## GOAL
Copy out all of the data exactly as it appears.

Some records
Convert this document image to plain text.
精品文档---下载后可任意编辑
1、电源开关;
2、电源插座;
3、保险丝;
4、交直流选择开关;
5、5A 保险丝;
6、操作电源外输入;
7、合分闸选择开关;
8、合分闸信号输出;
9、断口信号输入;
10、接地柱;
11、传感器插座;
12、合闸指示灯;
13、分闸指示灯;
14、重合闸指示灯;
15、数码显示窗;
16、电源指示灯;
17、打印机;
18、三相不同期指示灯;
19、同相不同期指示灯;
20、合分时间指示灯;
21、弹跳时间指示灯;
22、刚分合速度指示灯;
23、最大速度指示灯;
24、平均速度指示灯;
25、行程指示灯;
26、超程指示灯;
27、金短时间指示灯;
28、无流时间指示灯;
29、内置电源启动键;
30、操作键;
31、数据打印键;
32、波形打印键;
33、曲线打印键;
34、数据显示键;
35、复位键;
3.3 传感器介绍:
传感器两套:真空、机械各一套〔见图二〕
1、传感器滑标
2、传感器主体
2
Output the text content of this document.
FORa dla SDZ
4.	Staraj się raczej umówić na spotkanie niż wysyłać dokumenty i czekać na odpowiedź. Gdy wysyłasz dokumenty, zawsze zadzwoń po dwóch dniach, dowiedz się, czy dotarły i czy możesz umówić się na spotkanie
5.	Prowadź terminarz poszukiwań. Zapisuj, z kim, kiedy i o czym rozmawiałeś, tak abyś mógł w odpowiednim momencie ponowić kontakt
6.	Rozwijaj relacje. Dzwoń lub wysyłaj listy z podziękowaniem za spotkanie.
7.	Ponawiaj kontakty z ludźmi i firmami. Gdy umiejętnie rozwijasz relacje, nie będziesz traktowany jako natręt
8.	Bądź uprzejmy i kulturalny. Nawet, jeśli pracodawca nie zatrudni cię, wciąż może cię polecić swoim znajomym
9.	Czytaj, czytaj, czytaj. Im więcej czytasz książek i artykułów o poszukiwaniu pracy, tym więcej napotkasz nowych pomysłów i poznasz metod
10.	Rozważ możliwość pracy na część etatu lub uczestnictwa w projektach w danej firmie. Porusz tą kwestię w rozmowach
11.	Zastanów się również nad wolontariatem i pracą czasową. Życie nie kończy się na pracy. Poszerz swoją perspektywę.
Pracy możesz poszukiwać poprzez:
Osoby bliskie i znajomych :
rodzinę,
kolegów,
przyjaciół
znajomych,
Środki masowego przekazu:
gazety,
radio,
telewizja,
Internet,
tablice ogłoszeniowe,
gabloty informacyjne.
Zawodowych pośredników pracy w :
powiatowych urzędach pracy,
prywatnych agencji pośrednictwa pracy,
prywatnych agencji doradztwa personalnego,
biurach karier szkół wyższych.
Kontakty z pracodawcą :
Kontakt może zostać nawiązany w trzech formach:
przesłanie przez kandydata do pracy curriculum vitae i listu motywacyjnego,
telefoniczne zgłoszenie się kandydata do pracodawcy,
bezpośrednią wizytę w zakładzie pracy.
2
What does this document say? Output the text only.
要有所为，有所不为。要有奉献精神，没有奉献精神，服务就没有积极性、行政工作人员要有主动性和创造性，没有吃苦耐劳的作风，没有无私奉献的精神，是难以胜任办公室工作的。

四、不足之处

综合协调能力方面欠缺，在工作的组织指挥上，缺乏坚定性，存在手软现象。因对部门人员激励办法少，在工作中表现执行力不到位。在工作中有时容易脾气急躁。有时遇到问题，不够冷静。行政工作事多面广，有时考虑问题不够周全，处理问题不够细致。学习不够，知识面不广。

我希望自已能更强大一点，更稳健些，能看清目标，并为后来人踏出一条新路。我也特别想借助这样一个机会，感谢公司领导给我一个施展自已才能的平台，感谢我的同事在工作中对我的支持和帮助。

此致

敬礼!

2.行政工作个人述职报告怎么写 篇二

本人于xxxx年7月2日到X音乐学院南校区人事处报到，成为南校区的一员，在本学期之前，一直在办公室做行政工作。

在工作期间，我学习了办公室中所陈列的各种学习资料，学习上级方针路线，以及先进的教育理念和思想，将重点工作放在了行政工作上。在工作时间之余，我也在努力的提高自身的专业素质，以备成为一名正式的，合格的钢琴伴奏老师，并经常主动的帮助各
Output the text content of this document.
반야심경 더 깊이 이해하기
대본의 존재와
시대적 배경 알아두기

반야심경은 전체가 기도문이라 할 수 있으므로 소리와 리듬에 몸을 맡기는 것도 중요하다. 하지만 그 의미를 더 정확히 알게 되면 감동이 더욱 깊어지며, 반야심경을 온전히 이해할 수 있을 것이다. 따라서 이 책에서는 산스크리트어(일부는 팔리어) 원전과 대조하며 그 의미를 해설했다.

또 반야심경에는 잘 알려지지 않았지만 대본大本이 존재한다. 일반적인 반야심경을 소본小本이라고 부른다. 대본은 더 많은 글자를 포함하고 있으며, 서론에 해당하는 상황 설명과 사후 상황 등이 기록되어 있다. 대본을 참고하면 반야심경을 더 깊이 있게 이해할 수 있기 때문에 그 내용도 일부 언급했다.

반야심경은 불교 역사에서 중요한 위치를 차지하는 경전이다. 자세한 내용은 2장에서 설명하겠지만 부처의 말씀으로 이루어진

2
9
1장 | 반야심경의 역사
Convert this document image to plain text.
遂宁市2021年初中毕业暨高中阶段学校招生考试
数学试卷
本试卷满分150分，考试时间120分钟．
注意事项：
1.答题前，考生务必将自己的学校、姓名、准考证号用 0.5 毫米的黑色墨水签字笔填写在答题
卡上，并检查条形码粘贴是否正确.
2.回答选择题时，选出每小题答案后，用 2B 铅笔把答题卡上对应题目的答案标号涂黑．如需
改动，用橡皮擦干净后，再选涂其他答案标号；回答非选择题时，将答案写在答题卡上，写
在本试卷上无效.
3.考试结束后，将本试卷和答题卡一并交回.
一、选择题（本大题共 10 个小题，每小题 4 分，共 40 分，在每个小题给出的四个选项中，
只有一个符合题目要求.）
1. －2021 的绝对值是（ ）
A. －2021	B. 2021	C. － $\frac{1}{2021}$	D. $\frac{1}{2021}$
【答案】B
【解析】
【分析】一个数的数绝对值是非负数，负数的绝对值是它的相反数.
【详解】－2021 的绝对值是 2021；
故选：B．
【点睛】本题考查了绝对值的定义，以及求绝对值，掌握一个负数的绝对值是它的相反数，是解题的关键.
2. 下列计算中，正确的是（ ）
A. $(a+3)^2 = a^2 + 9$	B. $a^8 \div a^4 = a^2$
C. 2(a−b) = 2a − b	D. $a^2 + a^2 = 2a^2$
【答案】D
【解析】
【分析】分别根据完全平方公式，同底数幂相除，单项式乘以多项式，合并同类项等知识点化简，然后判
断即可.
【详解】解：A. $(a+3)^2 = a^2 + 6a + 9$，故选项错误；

## EXERCISE OUTPUT
Convert this document image to plain text.
精品文档---下载后可任意编辑
1、电源开关;
2、电源插座;
3、保险丝;
4、交直流选择开关;
5、5A 保险丝;
6、操作电源外输入;
7、合分闸选择开关;
8、合分闸信号输出;
9、断口信号输入;
10、接地柱;
11、传感器插座;
12、合闸指示灯;
13、分闸指示灯;
14、重合闸指示灯;
15、数码显示窗;
16、电源指示灯;
17、打印机;
18、三相不同期指示灯;
19、同相不同期指示灯;
20、合分时间指示灯;
21、弹跳时间指示灯;
22、刚分合速度指示灯;
23、最大速度指示灯;
24、平均速度指示灯;
25、行程指示灯;
26、超程指示灯;
27、金短时间指示灯;
28、无流时间指示灯;
29、内置电源启动键;
30、操作键;
31、数据打印键;
32、波形打印键;
33、曲线打印键;
34、数据显示键;
35、复位键;
3.3 传感器介绍:
传感器两套:真空、机械各一套〔见图二〕
1、传感器滑标
2、传感器主体
2
Output the text content of this document.
FORa dla SDZ
4.	Staraj się raczej umówić na spotkanie niż wysyłać dokumenty i czekać na odpowiedź. Gdy wysyłasz dokumenty, zawsze zadzwoń po dwóch dniach, dowiedz się, czy dotarły i czy możesz umówić się na spotkanie
5.	Prowadź terminarz poszukiwań. Zapisuj, z kim, kiedy i o czym rozmawiałeś, tak abyś mógł w odpowiednim momencie ponowić kontakt
6.	Rozwijaj relacje. Dzwoń lub wysyłaj listy z podziękowaniem za spotkanie.
7.	Ponawiaj kontakty z ludźmi i firmami. Gdy umiejętnie rozwijasz relacje, nie będziesz traktowany jako natręt
8.	Bądź uprzejmy i kulturalny. Nawet, jeśli pracodawca nie zatrudni cię, wciąż może cię polecić swoim znajomym
9.	Czytaj, czytaj, czytaj. Im więcej czytasz książek i artykułów o poszukiwaniu pracy, tym więcej napotkasz nowych pomysłów i poznasz metod
10.	Rozważ możliwość pracy na część etatu lub uczestnictwa w projektach w danej firmie. Porusz tą kwestię w rozmowach
11.	Zastanów się również nad wolontariatem i pracą czasową. Życie nie kończy się na pracy. Poszerz swoją perspektywę.
Pracy możesz poszukiwać poprzez:
Osoby bliskie i znajomych :
rodzinę,
kolegów,
przyjaciół
znajomych,
Środki masowego przekazu:
gazety,
radio,
telewizja,
Internet,
tablice ogłoszeniowe,
gabloty informacyjne.
Zawodowych pośredników pracy w :
powiatowych urzędach pracy,
prywatnych agencji pośrednictwa pracy,
prywatnych agencji doradztwa personalnego,
biurach karier szkół wyższych.
Kontakty z pracodawcą :
Kontakt może zostać nawiązany w trzech formach:
przesłanie przez kandydata do pracy curriculum vitae i listu motywacyjnego,
telefoniczne zgłoszenie się kandydata do pracodawcy,
bezpośrednią wizytę w zakładzie pracy.
2
What does this document say? Output the text only.
要有所为，有所不为。要有奉献精神，没有奉献精神，服务就没有积极性、行政工作人员要有主动性和创造性，没有吃苦耐劳的作风，没有无私奉献的精神，是难以胜任办公室工作的。

四、不足之处

综合协调能力方面欠缺，在工作的组织指挥上，缺乏坚定性，存在手软现象。因对部门人员激励办法少，在工作中表现执行力不到位。在工作中有时容易脾气急躁。有时遇到问题，不够冷静。行政工作事多面广，有时考虑问题不够周全，处理问题不够细致。学习不够，知识面不广。

我希望自已能更强大一点，更稳健些，能看清目标，并为后来人踏出一条新路。我也特别想借助这样一个机会，感谢公司领导给我一个施展自已才能的平台，感谢我的同事在工作中对我的支持和帮助。

此致

敬礼!

2.行政工作个人述职报告怎么写 篇二

本人于xxxx年7月2日到X音乐学院南校区人事处报到，成为南校区的一员，在本学期之前，一直在办公室做行政工作。

在工作期间，我学习了办公室中所陈列的各种学习资料，学习上级方针路线，以及先进的教育理念和思想，将重点工作放在了行政工作上。在工作时间之余，我也在努力的提高自身的专业素质，以备成为一名正式的，合格的钢琴伴奏老师，并经常主动的帮助各
Output the text content of this document.
반야심경 더 깊이 이해하기
대본의 존재와
시대적 배경 알아두기

반야심경은 전체가 기도문이라 할 수 있으므로 소리와 리듬에 몸을 맡기는 것도 중요하다. 하지만 그 의미를 더 정확히 알게 되면 감동이 더욱 깊어지며, 반야심경을 온전히 이해할 수 있을 것이다. 따라서 이 책에서는 산스크리트어(일부는 팔리어) 원전과 대조하며 그 의미를 해설했다.

또 반야심경에는 잘 알려지지 않았지만 대본大本이 존재한다. 일반적인 반야심경을 소본小本이라고 부른다. 대본은 더 많은 글자를 포함하고 있으며, 서론에 해당하는 상황 설명과 사후 상황 등이 기록되어 있다. 대본을 참고하면 반야심경을 더 깊이 있게 이해할 수 있기 때문에 그 내용도 일부 언급했다.

반야심경은 불교 역사에서 중요한 위치를 차지하는 경전이다. 자세한 내용은 2장에서 설명하겠지만 부처의 말씀으로 이루어진

2
9
1장 | 반야심경의 역사
Convert this document image to plain text.
遂宁市2021年初中毕业暨高中阶段学校招生考试
数学试卷
本试卷满分150分，考试时间120分钟．
注意事项：
1.答题前，考生务必将自己的学校、姓名、准考证号用 0.5 毫米的黑色墨水签字笔填写在答题
卡上，并检查条形码粘贴是否正确.
2.回答选择题时，选出每小题答案后，用 2B 铅笔把答题卡上对应题目的答案标号涂黑．如需
改动，用橡皮擦干净后，再选涂其他答案标号；回答非选择题时，将答案写在答题卡上，写
在本试卷上无效.
3.考试结束后，将本试卷和答题卡一并交回.
一、选择题（本大题共 10 个小题，每小题 4 分，共 40 分，在每个小题给出的四个选项中，
只有一个符合题目要求.）
1. －2021 的绝对值是（ ）
A. －2021	B. 2021	C. － $\frac{1}{2021}$	D. $\frac{1}{2021}$
【答案】B
【解析】
【分析】一个数的数绝对值是非负数，负数的绝对值是它的相反数.
【详解】－2021 的绝对值是 2021；
故选：B．
【点睛】本题考查了绝对值的定义，以及求绝对值，掌握一个负数的绝对值是它的相反数，是解题的关键.
2. 下列计算中，正确的是（ ）
A. $(a+3)^2 = a^2 + 9$	B. $a^8 \div a^4 = a^2$
C. 2(a−b) = 2a − b	D. $a^2 + a^2 = 2a^2$
【答案】D
【解析】
【分析】分别根据完全平方公式，同底数幂相除，单项式乘以多项式，合并同类项等知识点化简，然后判
断即可.
【详解】解：A. $(a+3)^2 = a^2 + 6a + 9$，故选项错误；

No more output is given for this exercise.